## Given task
Repeat the records below exactly, leaving out every picture.

## Records excerpted from a collection
----

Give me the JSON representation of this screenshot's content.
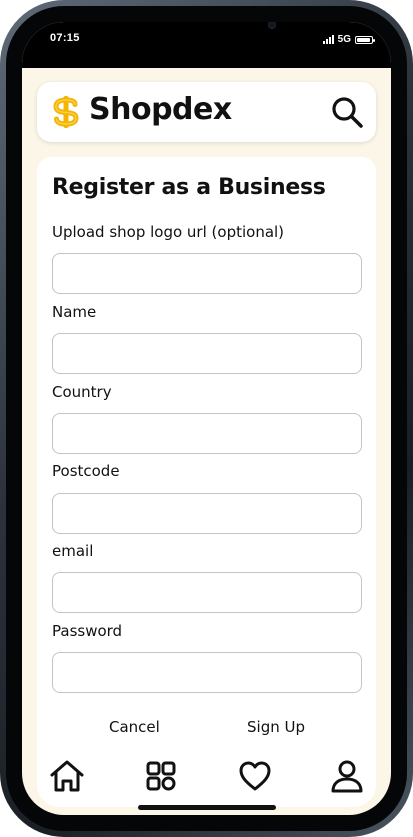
{
  "status_bar": {
    "time": "07:15",
    "network": "5G",
    "icons": [
      "signal-icon",
      "battery-icon"
    ]
  },
  "header": {
    "brand": "Shopdex",
    "logo_icon": "dollar-sign-icon",
    "search_icon": "search-icon",
    "accent_color": "#f4b400"
  },
  "form": {
    "title": "Register as a Business",
    "fields": [
      {
        "label": "Upload shop logo url (optional)",
        "value": "",
        "placeholder": ""
      },
      {
        "label": "Name",
        "value": "",
        "placeholder": ""
      },
      {
        "label": "Country",
        "value": "",
        "placeholder": ""
      },
      {
        "label": "Postcode",
        "value": "",
        "placeholder": ""
      },
      {
        "label": "email",
        "value": "",
        "placeholder": ""
      },
      {
        "label": "Password",
        "value": "",
        "placeholder": ""
      }
    ],
    "cancel_label": "Cancel",
    "signup_label": "Sign Up"
  },
  "bottom_nav": {
    "items": [
      {
        "icon": "home-icon"
      },
      {
        "icon": "grid-icon"
      },
      {
        "icon": "heart-icon"
      },
      {
        "icon": "user-icon"
      }
    ]
  },
  "colors": {
    "background": "#fbf6e8",
    "card": "#ffffff",
    "text": "#111111",
    "input_border": "#c4c4c4"
  }
}
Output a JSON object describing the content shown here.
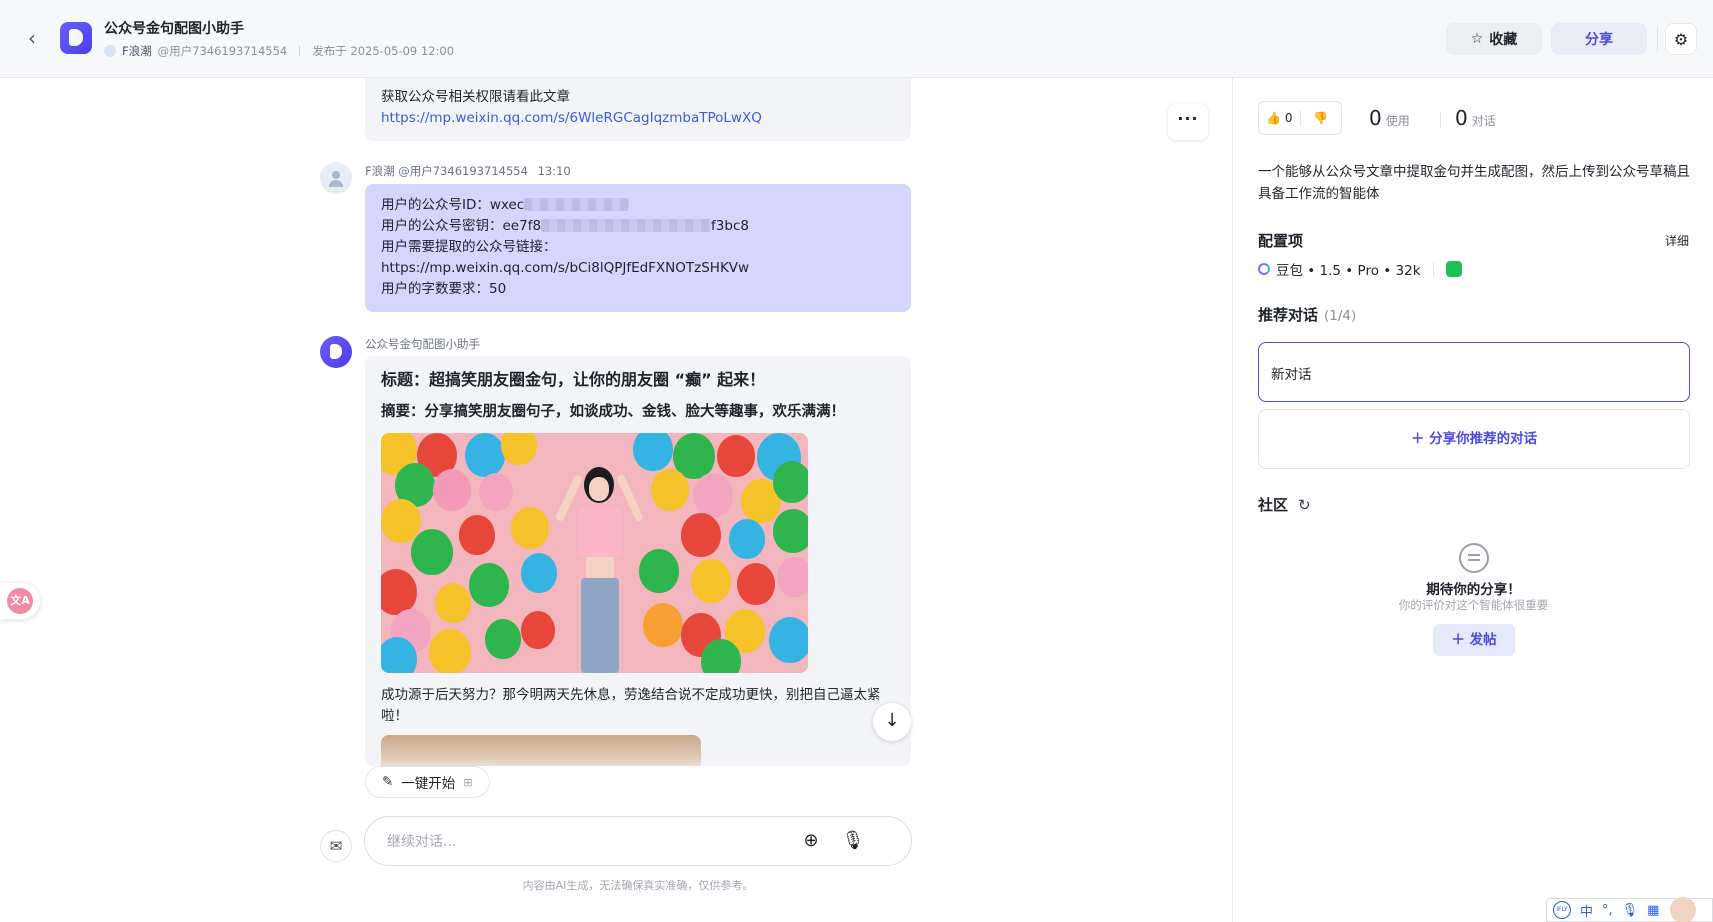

----

## Solution to this problem
Give me the JSON representation of this screenshot's content.
{
  "status_bar": {
    "time": "07:15",
    "network": "5G",
    "icons": [
      "signal-icon",
      "battery-icon"
    ]
  },
  "header": {
    "brand": "Shopdex",
    "logo_icon": "dollar-sign-icon",
    "search_icon": "search-icon",
    "accent_color": "#f4b400"
  },
  "form": {
    "title": "Register as a Business",
    "fields": [
      {
        "label": "Upload shop logo url (optional)",
        "value": "",
        "placeholder": ""
      },
      {
        "label": "Name",
        "value": "",
        "placeholder": ""
      },
      {
        "label": "Country",
        "value": "",
        "placeholder": ""
      },
      {
        "label": "Postcode",
        "value": "",
        "placeholder": ""
      },
      {
        "label": "email",
        "value": "",
        "placeholder": ""
      },
      {
        "label": "Password",
        "value": "",
        "placeholder": ""
      }
    ],
    "cancel_label": "Cancel",
    "signup_label": "Sign Up"
  },
  "bottom_nav": {
    "items": [
      {
        "icon": "home-icon"
      },
      {
        "icon": "grid-icon"
      },
      {
        "icon": "heart-icon"
      },
      {
        "icon": "user-icon"
      }
    ]
  },
  "colors": {
    "background": "#fbf6e8",
    "card": "#ffffff",
    "text": "#111111",
    "input_border": "#c4c4c4"
  }
}
Output a JSON object describing the content shown here.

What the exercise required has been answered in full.